Word for word, quote all of the material, omitting the pictures.

Saved entries
-----

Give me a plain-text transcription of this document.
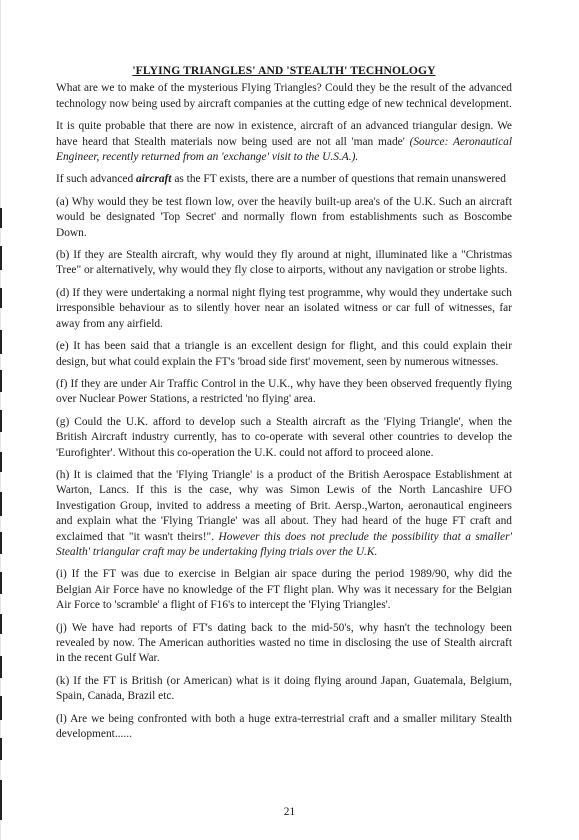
'FLYING TRIANGLES' AND 'STEALTH' TECHNOLOGY

What are we to make of the mysterious Flying Triangles? Could they be the result of the advanced technology now being used by aircraft companies at the cutting edge of new technical development.

It is quite probable that there are now in existence, aircraft of an advanced triangular design. We have heard that Stealth materials now being used are not all 'man made' (Source: Aeronautical Engineer, recently returned from an 'exchange' visit to the U.S.A.).

If such advanced aircraft as the FT exists, there are a number of questions that remain unanswered

(a) Why would they be test flown low, over the heavily built-up area's of the U.K. Such an aircraft would be designated 'Top Secret' and normally flown from establishments such as Boscombe Down.

(b) If they are Stealth aircraft, why would they fly around at night, illuminated like a "Christmas Tree" or alternatively, why would they fly close to airports, without any navigation or strobe lights.

(d) If they were undertaking a normal night flying test programme, why would they undertake such irresponsible behaviour as to silently hover near an isolated witness or car full of witnesses, far away from any airfield.

(e) It has been said that a triangle is an excellent design for flight, and this could explain their design, but what could explain the FT's 'broad side first' movement, seen by numerous witnesses.

(f) If they are under Air Traffic Control in the U.K., why have they been observed frequently flying over Nuclear Power Stations, a restricted 'no flying' area.

(g) Could the U.K. afford to develop such a Stealth aircraft as the 'Flying Triangle', when the British Aircraft industry currently, has to co-operate with several other countries to develop the 'Eurofighter'. Without this co-operation the U.K. could not afford to proceed alone.

(h) It is claimed that the 'Flying Triangle' is a product of the British Aerospace Establishment at Warton, Lancs. If this is the case, why was Simon Lewis of the North Lancashire UFO Investigation Group, invited to address a meeting of Brit. Aersp.,Warton, aeronautical engineers and explain what the 'Flying Triangle' was all about. They had heard of the huge FT craft and exclaimed that "it wasn't theirs!". However this does not preclude the possibility that a smaller' Stealth' triangular craft may be undertaking flying trials over the U.K.

(i) If the FT was due to exercise in Belgian air space during the period 1989/90, why did the Belgian Air Force have no knowledge of the FT flight plan. Why was it necessary for the Belgian Air Force to 'scramble' a flight of F16's to intercept the 'Flying Triangles'.

(j) We have had reports of FT's dating back to the mid-50's, why hasn't the technology been revealed by now. The American authorities wasted no time in disclosing the use of Stealth aircraft in the recent Gulf War.

(k) If the FT is British (or American) what is it doing flying around Japan, Guatemala, Belgium, Spain, Canada, Brazil etc.

(l) Are we being confronted with both a huge extra-terrestrial craft and a smaller military Stealth development......

21
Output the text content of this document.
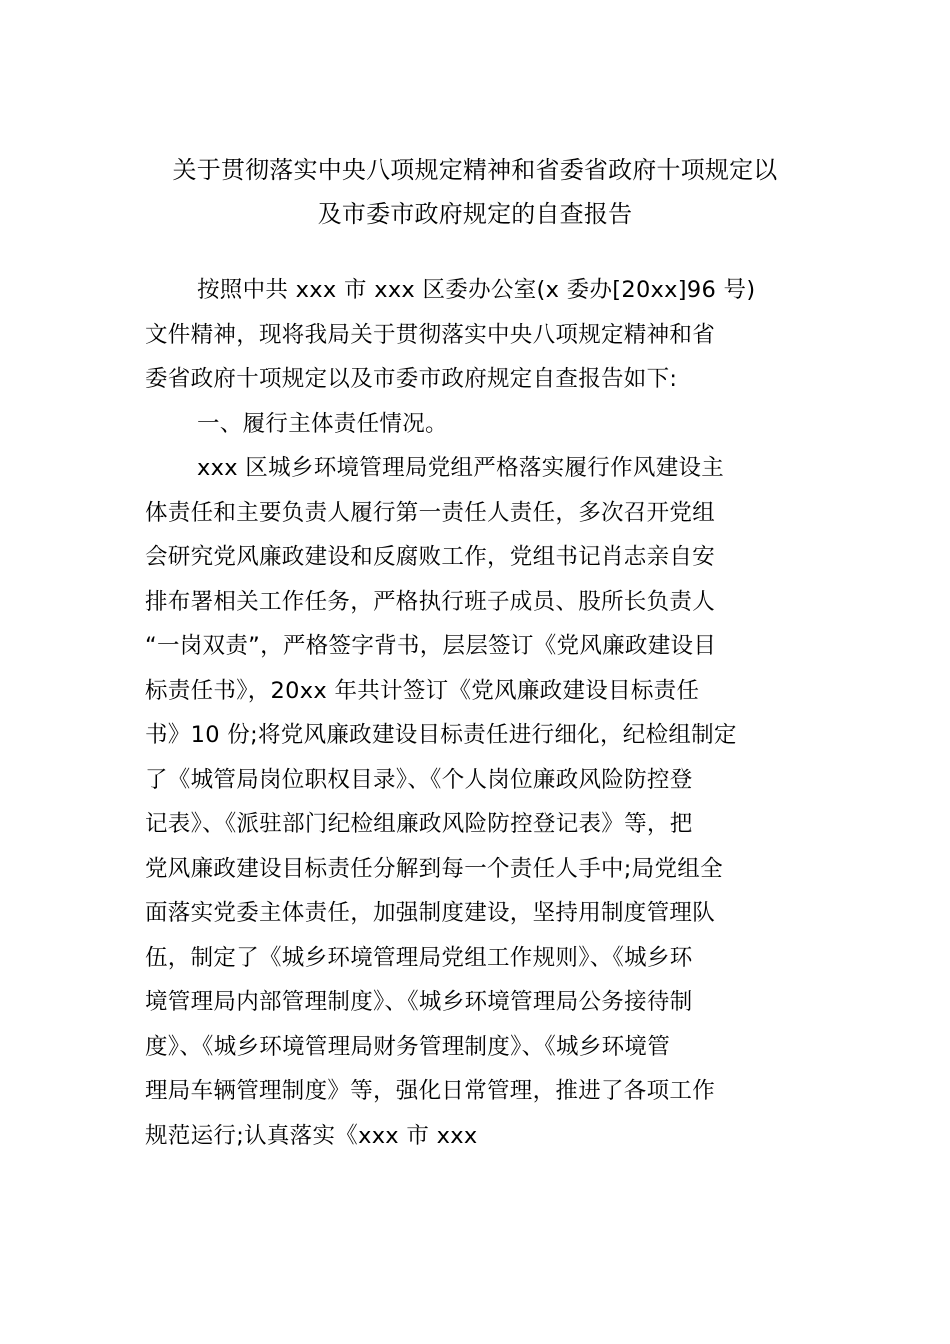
关于贯彻落实中央八项规定精神和省委省政府十项规定以
及市委市政府规定的自查报告
按照中共 xxx 市 xxx 区委办公室(x 委办[20xx]96 号)
文件精神，现将我局关于贯彻落实中央八项规定精神和省
委省政府十项规定以及市委市政府规定自查报告如下:
一、履行主体责任情况。
xxx 区城乡环境管理局党组严格落实履行作风建设主
体责任和主要负责人履行第一责任人责任，多次召开党组
会研究党风廉政建设和反腐败工作，党组书记肖志亲自安
排布署相关工作任务，严格执行班子成员、股所长负责人
“一岗双责”，严格签字背书，层层签订《党风廉政建设目
标责任书》，20xx 年共计签订《党风廉政建设目标责任
书》10 份;将党风廉政建设目标责任进行细化，纪检组制定
了《城管局岗位职权目录》、《个人岗位廉政风险防控登
记表》、《派驻部门纪检组廉政风险防控登记表》等，把
党风廉政建设目标责任分解到每一个责任人手中;局党组全
面落实党委主体责任，加强制度建设，坚持用制度管理队
伍，制定了《城乡环境管理局党组工作规则》、《城乡环
境管理局内部管理制度》、《城乡环境管理局公务接待制
度》、《城乡环境管理局财务管理制度》、《城乡环境管
理局车辆管理制度》等，强化日常管理，推进了各项工作
规范运行;认真落实《xxx 市 xxx
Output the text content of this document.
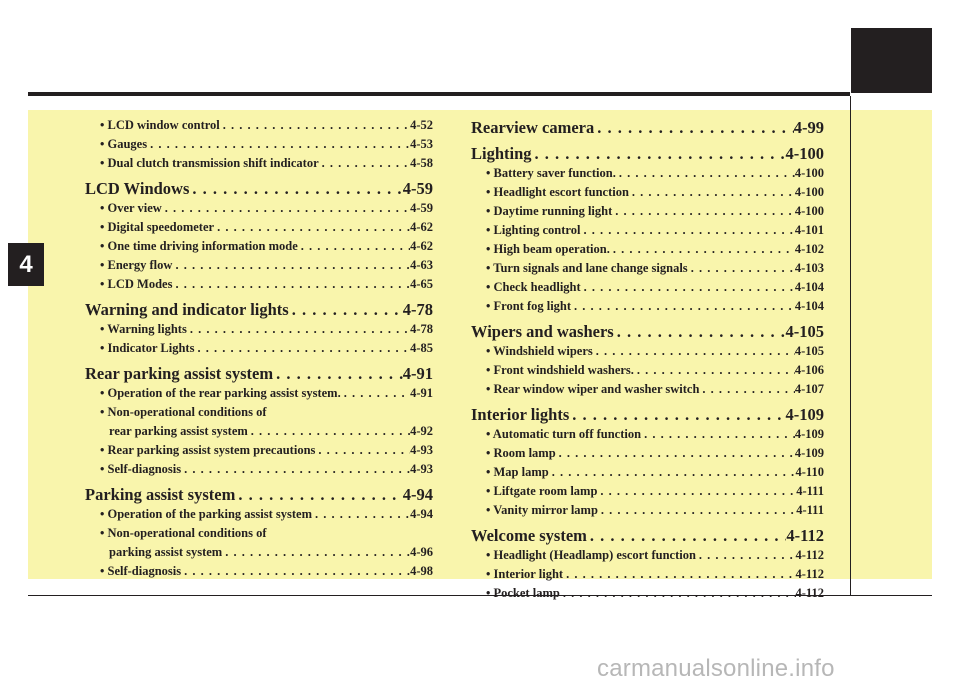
4
• LCD window control . . .	4-52
• Gauges . . .	4-53
• Dual clutch transmission shift indicator . . .	4-58
LCD Windows . . .	4-59
• Over view . . .	4-59
• Digital speedometer . . .	4-62
• One time driving information mode . . .	4-62
• Energy flow . . .	4-63
• LCD Modes . . .	4-65
Warning and indicator lights . . .	4-78
• Warning lights . . .	4-78
• Indicator Lights . . .	4-85
Rear parking assist system . . .	4-91
• Operation of the rear parking assist system. . . .	4-91
• Non-operational conditions of
rear parking assist system . . .	4-92
• Rear parking assist system precautions . . .	4-93
• Self-diagnosis . . .	4-93
Parking assist system . . .	4-94
• Operation of the parking assist system . . .	4-94
• Non-operational conditions of
parking assist system . . .	4-96
• Self-diagnosis . . .	4-98
Rearview camera . . .	4-99
Lighting . . .	4-100
• Battery saver function. . . .	4-100
• Headlight escort function . . .	4-100
• Daytime running light . . .	4-100
• Lighting control . . .	4-101
• High beam operation. . . .	4-102
• Turn signals and lane change signals . . .	4-103
• Check headlight . . .	4-104
• Front fog light . . .	4-104
Wipers and washers . . .	4-105
• Windshield wipers . . .	4-105
• Front windshield washers. . . .	4-106
• Rear window wiper and washer switch . . .	4-107
Interior lights . . .	4-109
• Automatic turn off function . . .	4-109
• Room lamp . . .	4-109
• Map lamp . . .	4-110
• Liftgate room lamp . . .	4-111
• Vanity mirror lamp . . .	4-111
Welcome system . . .	4-112
• Headlight (Headlamp) escort function . . .	4-112
• Interior light . . .	4-112
• Pocket lamp . . .	4-112
carmanualsonline.info
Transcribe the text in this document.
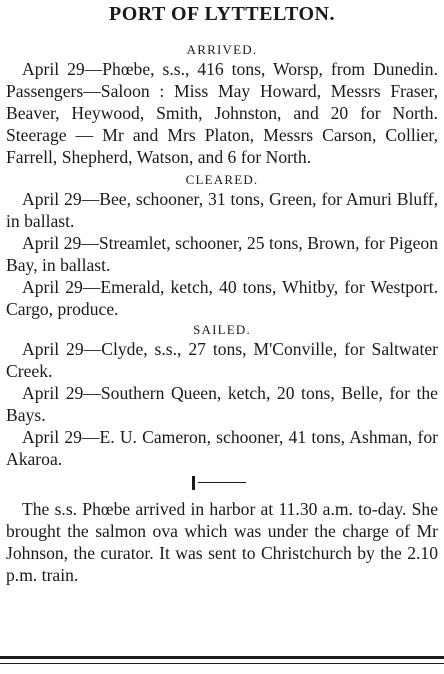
PORT OF LYTTELTON.
ARRIVED.

April 29—Phœbe, s.s., 416 tons, Worsp, from Dunedin. Passengers—Saloon : Miss May Howard, Messrs Fraser, Beaver, Heywood, Smith, Johnston, and 20 for North. Steerage — Mr and Mrs Platon, Messrs Carson, Collier, Farrell, Shepherd, Watson, and 6 for North.

CLEARED.

April 29—Bee, schooner, 31 tons, Green, for Amuri Bluff, in ballast.

April 29—Streamlet, schooner, 25 tons, Brown, for Pigeon Bay, in ballast.

April 29—Emerald, ketch, 40 tons, Whitby, for Westport. Cargo, produce.

SAILED.

April 29—Clyde, s.s., 27 tons, M'Conville, for Saltwater Creek.

April 29—Southern Queen, ketch, 20 tons, Belle, for the Bays.

April 29—E. U. Cameron, schooner, 41 tons, Ashman, for Akaroa.

The s.s. Phœbe arrived in harbor at 11.30 a.m. to-day. She brought the salmon ova which was under the charge of Mr Johnson, the curator. It was sent to Christchurch by the 2.10 p.m. train.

-----

* _TASK RESULT_:
Give me a plain-text transcription of this document.
'FLYING TRIANGLES' AND 'STEALTH' TECHNOLOGY

What are we to make of the mysterious Flying Triangles? Could they be the result of the advanced technology now being used by aircraft companies at the cutting edge of new technical development.

It is quite probable that there are now in existence, aircraft of an advanced triangular design. We have heard that Stealth materials now being used are not all 'man made' (Source: Aeronautical Engineer, recently returned from an 'exchange' visit to the U.S.A.).

If such advanced aircraft as the FT exists, there are a number of questions that remain unanswered

(a) Why would they be test flown low, over the heavily built-up area's of the U.K. Such an aircraft would be designated 'Top Secret' and normally flown from establishments such as Boscombe Down.

(b) If they are Stealth aircraft, why would they fly around at night, illuminated like a "Christmas Tree" or alternatively, why would they fly close to airports, without any navigation or strobe lights.

(d) If they were undertaking a normal night flying test programme, why would they undertake such irresponsible behaviour as to silently hover near an isolated witness or car full of witnesses, far away from any airfield.

(e) It has been said that a triangle is an excellent design for flight, and this could explain their design, but what could explain the FT's 'broad side first' movement, seen by numerous witnesses.

(f) If they are under Air Traffic Control in the U.K., why have they been observed frequently flying over Nuclear Power Stations, a restricted 'no flying' area.

(g) Could the U.K. afford to develop such a Stealth aircraft as the 'Flying Triangle', when the British Aircraft industry currently, has to co-operate with several other countries to develop the 'Eurofighter'. Without this co-operation the U.K. could not afford to proceed alone.

(h) It is claimed that the 'Flying Triangle' is a product of the British Aerospace Establishment at Warton, Lancs. If this is the case, why was Simon Lewis of the North Lancashire UFO Investigation Group, invited to address a meeting of Brit. Aersp.,Warton, aeronautical engineers and explain what the 'Flying Triangle' was all about. They had heard of the huge FT craft and exclaimed that "it wasn't theirs!". However this does not preclude the possibility that a smaller' Stealth' triangular craft may be undertaking flying trials over the U.K.

(i) If the FT was due to exercise in Belgian air space during the period 1989/90, why did the Belgian Air Force have no knowledge of the FT flight plan. Why was it necessary for the Belgian Air Force to 'scramble' a flight of F16's to intercept the 'Flying Triangles'.

(j) We have had reports of FT's dating back to the mid-50's, why hasn't the technology been revealed by now. The American authorities wasted no time in disclosing the use of Stealth aircraft in the recent Gulf War.

(k) If the FT is British (or American) what is it doing flying around Japan, Guatemala, Belgium, Spain, Canada, Brazil etc.

(l) Are we being confronted with both a huge extra-terrestrial craft and a smaller military Stealth development......

21
Output the text content of this document.
关于贯彻落实中央八项规定精神和省委省政府十项规定以
及市委市政府规定的自查报告
按照中共 xxx 市 xxx 区委办公室(x 委办[20xx]96 号)
文件精神，现将我局关于贯彻落实中央八项规定精神和省
委省政府十项规定以及市委市政府规定自查报告如下:
一、履行主体责任情况。
xxx 区城乡环境管理局党组严格落实履行作风建设主
体责任和主要负责人履行第一责任人责任，多次召开党组
会研究党风廉政建设和反腐败工作，党组书记肖志亲自安
排布署相关工作任务，严格执行班子成员、股所长负责人
“一岗双责”，严格签字背书，层层签订《党风廉政建设目
标责任书》，20xx 年共计签订《党风廉政建设目标责任
书》10 份;将党风廉政建设目标责任进行细化，纪检组制定
了《城管局岗位职权目录》、《个人岗位廉政风险防控登
记表》、《派驻部门纪检组廉政风险防控登记表》等，把
党风廉政建设目标责任分解到每一个责任人手中;局党组全
面落实党委主体责任，加强制度建设，坚持用制度管理队
伍，制定了《城乡环境管理局党组工作规则》、《城乡环
境管理局内部管理制度》、《城乡环境管理局公务接待制
度》、《城乡环境管理局财务管理制度》、《城乡环境管
理局车辆管理制度》等，强化日常管理，推进了各项工作
规范运行;认真落实《xxx 市 xxx
Output the text content of this document.
4
• LCD window control . . .	4-52
• Gauges . . .	4-53
• Dual clutch transmission shift indicator . . .	4-58
LCD Windows . . .	4-59
• Over view . . .	4-59
• Digital speedometer . . .	4-62
• One time driving information mode . . .	4-62
• Energy flow . . .	4-63
• LCD Modes . . .	4-65
Warning and indicator lights . . .	4-78
• Warning lights . . .	4-78
• Indicator Lights . . .	4-85
Rear parking assist system . . .	4-91
• Operation of the rear parking assist system. . . .	4-91
• Non-operational conditions of
rear parking assist system . . .	4-92
• Rear parking assist system precautions . . .	4-93
• Self-diagnosis . . .	4-93
Parking assist system . . .	4-94
• Operation of the parking assist system . . .	4-94
• Non-operational conditions of
parking assist system . . .	4-96
• Self-diagnosis . . .	4-98
Rearview camera . . .	4-99
Lighting . . .	4-100
• Battery saver function. . . .	4-100
• Headlight escort function . . .	4-100
• Daytime running light . . .	4-100
• Lighting control . . .	4-101
• High beam operation. . . .	4-102
• Turn signals and lane change signals . . .	4-103
• Check headlight . . .	4-104
• Front fog light . . .	4-104
Wipers and washers . . .	4-105
• Windshield wipers . . .	4-105
• Front windshield washers. . . .	4-106
• Rear window wiper and washer switch . . .	4-107
Interior lights . . .	4-109
• Automatic turn off function . . .	4-109
• Room lamp . . .	4-109
• Map lamp . . .	4-110
• Liftgate room lamp . . .	4-111
• Vanity mirror lamp . . .	4-111
Welcome system . . .	4-112
• Headlight (Headlamp) escort function . . .	4-112
• Interior light . . .	4-112
• Pocket lamp . . .	4-112
carmanualsonline.info
Transcribe the text in this document.
PORT OF LYTTELTON.
ARRIVED.

April 29—Phœbe, s.s., 416 tons, Worsp, from Dunedin. Passengers—Saloon : Miss May Howard, Messrs Fraser, Beaver, Heywood, Smith, Johnston, and 20 for North. Steerage — Mr and Mrs Platon, Messrs Carson, Collier, Farrell, Shepherd, Watson, and 6 for North.

CLEARED.

April 29—Bee, schooner, 31 tons, Green, for Amuri Bluff, in ballast.

April 29—Streamlet, schooner, 25 tons, Brown, for Pigeon Bay, in ballast.

April 29—Emerald, ketch, 40 tons, Whitby, for Westport. Cargo, produce.

SAILED.

April 29—Clyde, s.s., 27 tons, M'Conville, for Saltwater Creek.

April 29—Southern Queen, ketch, 20 tons, Belle, for the Bays.

April 29—E. U. Cameron, schooner, 41 tons, Ashman, for Akaroa.

The s.s. Phœbe arrived in harbor at 11.30 a.m. to-day. She brought the salmon ova which was under the charge of Mr Johnson, the curator. It was sent to Christchurch by the 2.10 p.m. train.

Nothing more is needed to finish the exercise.